### What you need to do
Copy each line that contains the string "this".

(Dataset entries on figures)
# # # #
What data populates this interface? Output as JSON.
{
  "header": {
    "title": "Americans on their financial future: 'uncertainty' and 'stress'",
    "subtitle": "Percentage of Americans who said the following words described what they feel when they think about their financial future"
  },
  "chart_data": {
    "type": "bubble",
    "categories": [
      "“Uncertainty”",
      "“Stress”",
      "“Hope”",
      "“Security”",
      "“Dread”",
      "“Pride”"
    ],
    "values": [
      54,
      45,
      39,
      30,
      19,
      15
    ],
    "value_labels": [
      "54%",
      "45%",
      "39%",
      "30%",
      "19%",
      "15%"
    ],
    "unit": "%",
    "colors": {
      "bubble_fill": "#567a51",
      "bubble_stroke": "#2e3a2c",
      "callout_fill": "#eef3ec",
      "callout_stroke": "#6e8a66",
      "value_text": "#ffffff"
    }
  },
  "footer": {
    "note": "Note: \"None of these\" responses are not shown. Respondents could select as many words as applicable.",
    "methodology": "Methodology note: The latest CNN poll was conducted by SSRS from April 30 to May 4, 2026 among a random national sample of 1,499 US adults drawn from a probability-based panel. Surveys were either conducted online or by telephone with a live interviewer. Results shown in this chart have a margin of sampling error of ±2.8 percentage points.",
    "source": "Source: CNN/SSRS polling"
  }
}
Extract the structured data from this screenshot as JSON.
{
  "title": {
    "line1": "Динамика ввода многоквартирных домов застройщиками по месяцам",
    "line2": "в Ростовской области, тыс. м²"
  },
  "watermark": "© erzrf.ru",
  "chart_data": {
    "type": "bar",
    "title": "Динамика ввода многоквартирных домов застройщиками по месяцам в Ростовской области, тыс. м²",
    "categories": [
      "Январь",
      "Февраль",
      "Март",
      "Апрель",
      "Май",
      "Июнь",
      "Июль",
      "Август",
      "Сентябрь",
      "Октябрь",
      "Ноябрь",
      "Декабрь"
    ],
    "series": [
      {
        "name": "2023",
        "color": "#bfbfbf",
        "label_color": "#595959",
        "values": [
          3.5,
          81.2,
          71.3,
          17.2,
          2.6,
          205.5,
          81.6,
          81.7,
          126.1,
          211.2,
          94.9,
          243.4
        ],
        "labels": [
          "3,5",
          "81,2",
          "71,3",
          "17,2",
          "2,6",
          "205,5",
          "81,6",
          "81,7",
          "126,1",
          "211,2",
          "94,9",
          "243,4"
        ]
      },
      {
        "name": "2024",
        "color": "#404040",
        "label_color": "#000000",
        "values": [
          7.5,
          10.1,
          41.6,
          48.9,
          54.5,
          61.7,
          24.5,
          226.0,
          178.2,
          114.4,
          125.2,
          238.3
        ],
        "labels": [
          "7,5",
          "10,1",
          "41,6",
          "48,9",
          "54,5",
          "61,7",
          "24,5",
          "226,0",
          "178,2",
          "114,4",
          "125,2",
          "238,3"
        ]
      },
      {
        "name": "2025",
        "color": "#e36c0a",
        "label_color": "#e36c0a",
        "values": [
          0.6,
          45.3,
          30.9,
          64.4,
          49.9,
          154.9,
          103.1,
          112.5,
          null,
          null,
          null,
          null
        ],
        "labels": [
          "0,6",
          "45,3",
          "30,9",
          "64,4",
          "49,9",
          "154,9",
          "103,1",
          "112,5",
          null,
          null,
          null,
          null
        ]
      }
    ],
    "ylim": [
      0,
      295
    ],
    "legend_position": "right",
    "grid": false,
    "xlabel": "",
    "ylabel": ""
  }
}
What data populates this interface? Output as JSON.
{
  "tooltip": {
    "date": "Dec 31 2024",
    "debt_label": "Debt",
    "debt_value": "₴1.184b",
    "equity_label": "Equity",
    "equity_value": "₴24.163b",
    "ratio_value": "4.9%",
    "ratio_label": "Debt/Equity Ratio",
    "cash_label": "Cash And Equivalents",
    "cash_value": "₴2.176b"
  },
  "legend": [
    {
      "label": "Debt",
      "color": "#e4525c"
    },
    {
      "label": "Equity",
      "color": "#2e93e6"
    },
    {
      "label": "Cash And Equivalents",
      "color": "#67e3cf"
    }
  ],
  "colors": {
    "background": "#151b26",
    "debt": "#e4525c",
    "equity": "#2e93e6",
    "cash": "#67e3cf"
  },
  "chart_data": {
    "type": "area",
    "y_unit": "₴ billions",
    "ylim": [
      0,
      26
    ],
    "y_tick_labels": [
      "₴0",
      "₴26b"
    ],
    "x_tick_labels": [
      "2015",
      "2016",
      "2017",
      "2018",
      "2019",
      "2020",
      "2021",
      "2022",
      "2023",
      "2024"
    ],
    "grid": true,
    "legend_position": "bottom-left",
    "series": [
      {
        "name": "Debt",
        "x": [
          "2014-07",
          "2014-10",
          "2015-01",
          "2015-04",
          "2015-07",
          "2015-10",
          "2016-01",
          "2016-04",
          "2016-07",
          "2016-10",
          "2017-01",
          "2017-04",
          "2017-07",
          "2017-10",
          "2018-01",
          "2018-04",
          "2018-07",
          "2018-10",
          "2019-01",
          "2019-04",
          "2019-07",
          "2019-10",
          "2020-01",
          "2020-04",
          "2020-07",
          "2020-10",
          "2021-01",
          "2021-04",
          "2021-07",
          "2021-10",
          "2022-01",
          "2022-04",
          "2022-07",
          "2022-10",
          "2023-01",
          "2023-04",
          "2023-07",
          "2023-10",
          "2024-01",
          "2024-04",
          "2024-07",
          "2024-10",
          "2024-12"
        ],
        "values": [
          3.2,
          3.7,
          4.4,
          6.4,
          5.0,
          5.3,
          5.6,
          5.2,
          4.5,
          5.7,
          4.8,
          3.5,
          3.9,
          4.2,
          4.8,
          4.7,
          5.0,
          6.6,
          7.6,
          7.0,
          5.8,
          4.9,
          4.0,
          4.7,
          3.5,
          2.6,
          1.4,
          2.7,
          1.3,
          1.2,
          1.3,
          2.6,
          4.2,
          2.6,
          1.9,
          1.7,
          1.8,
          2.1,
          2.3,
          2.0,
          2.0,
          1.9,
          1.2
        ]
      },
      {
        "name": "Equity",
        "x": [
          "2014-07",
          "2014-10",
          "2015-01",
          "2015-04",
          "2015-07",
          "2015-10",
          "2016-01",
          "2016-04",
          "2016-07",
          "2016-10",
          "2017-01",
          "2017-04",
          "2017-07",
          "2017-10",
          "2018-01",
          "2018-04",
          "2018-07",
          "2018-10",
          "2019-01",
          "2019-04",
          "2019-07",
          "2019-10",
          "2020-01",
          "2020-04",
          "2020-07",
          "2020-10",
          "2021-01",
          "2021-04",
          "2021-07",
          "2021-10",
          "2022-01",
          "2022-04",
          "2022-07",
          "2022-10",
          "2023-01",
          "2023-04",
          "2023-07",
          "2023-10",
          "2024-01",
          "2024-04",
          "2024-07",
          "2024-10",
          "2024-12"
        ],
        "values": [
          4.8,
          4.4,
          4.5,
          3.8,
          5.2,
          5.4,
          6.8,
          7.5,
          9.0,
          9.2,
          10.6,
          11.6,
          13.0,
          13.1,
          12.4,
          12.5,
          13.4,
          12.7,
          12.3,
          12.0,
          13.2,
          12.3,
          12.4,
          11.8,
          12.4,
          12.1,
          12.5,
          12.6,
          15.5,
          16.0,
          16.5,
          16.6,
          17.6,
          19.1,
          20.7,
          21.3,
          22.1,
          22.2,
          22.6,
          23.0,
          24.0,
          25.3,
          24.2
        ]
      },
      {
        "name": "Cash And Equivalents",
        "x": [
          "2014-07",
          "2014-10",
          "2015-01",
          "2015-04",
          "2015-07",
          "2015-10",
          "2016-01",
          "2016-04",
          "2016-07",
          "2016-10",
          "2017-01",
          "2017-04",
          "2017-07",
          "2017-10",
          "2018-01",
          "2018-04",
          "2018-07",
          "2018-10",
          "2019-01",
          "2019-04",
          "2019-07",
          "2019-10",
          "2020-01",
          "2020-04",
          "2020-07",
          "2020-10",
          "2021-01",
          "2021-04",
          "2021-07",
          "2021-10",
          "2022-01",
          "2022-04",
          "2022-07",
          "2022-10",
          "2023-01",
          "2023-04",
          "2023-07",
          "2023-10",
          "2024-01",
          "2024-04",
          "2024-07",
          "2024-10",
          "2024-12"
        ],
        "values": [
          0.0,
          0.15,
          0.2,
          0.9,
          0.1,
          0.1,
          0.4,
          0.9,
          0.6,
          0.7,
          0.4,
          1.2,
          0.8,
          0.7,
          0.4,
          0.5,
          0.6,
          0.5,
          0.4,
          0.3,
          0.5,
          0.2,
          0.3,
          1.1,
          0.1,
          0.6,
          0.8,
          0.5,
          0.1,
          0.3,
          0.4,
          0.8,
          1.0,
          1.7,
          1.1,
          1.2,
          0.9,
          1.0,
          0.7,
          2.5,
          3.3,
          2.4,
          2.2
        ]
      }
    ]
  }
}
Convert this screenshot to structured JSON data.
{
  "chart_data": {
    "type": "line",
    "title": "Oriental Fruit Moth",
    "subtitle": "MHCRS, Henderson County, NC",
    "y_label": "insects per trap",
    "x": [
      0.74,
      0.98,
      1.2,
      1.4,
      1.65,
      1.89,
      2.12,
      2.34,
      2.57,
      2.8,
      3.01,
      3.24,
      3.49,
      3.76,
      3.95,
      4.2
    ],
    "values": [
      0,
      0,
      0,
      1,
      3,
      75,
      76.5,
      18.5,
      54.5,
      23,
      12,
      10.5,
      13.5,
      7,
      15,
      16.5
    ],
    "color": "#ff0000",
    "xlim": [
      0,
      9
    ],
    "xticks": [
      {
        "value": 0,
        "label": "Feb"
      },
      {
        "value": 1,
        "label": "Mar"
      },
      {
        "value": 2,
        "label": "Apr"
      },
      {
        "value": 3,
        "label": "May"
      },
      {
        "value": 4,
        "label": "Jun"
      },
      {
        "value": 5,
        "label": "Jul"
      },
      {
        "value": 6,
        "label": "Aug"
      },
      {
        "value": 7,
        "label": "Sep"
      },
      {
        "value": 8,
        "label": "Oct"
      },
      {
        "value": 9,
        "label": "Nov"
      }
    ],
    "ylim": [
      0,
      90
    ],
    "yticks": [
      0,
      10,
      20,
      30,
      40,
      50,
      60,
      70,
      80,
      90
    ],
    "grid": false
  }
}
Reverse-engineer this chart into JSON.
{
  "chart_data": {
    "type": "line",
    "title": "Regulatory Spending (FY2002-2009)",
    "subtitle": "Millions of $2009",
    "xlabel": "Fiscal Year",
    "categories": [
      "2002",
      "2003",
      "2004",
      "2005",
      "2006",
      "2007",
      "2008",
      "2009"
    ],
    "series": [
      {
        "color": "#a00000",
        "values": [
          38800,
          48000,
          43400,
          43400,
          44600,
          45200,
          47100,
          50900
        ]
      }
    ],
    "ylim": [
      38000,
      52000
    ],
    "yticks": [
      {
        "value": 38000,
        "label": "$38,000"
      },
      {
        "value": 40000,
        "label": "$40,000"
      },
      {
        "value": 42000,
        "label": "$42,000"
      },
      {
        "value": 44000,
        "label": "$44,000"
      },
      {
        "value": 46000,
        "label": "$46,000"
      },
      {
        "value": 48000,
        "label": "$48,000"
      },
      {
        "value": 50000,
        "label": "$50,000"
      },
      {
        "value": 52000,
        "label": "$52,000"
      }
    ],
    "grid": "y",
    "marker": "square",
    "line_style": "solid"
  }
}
# # # #
### The answer
What data populates this interface? Output as JSON.
    "methodology": "Methodology note: The latest CNN poll was conducted by SSRS from April 30 to May 4, 2026 among a random national sample of 1,499 US adults drawn from a probability-based panel. Surveys were either conducted online or by telephone with a live interviewer. Results shown in this chart have a margin of sampling error of ±2.8 percentage points.",
Extract the structured data from this screenshot as JSON.
What data populates this interface? Output as JSON.
Convert this screenshot to structured JSON data.
Reverse-engineer this chart into JSON.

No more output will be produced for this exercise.